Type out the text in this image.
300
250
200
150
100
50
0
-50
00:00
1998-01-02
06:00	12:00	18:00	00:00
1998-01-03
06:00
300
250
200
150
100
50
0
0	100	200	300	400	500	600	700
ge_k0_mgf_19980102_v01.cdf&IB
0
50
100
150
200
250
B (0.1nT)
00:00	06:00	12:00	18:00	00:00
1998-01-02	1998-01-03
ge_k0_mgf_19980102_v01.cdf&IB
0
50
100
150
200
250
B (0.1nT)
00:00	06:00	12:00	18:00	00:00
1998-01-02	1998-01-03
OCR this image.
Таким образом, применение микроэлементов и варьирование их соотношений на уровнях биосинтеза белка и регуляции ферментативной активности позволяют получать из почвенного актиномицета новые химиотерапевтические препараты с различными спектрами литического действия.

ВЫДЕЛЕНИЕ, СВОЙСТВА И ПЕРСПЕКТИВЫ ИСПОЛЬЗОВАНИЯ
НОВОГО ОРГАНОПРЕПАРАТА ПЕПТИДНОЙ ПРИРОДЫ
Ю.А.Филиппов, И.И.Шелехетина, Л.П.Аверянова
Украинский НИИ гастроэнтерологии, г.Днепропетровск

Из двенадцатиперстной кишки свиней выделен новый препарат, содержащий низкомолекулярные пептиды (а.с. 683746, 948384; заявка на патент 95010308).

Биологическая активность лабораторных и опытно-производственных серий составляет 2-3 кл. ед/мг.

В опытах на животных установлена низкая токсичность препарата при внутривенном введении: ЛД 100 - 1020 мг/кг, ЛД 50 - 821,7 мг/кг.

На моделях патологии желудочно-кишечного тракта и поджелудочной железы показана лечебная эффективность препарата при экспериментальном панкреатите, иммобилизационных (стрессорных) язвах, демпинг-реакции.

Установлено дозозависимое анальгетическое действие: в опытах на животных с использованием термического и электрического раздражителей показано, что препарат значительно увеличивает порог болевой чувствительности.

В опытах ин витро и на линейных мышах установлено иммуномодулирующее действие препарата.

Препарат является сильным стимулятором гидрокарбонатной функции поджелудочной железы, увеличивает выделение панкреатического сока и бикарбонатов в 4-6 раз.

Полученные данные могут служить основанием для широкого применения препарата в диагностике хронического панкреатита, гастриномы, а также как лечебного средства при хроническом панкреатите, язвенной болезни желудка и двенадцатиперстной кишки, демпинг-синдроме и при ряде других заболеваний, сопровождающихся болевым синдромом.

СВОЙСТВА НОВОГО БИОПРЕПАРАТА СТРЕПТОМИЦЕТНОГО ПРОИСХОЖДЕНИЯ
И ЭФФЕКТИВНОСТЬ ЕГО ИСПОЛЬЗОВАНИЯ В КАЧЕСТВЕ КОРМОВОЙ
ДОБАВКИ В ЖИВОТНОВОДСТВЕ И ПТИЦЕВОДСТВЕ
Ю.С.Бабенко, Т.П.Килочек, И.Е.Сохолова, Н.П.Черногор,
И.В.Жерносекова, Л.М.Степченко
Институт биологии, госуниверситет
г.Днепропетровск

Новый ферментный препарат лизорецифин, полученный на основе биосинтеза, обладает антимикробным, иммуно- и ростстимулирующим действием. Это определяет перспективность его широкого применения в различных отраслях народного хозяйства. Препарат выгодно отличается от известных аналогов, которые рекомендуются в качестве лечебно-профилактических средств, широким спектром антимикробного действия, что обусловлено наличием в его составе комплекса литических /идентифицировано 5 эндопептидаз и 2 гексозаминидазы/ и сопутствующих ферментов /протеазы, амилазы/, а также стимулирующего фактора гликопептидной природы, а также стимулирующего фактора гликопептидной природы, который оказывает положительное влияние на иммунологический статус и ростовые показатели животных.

================================

AIM OF THE TASK
In the entries above, find every line holding the word "image" and copy it out.

EXPECTED ANSWER
Type out the text in this image.
OCR this image.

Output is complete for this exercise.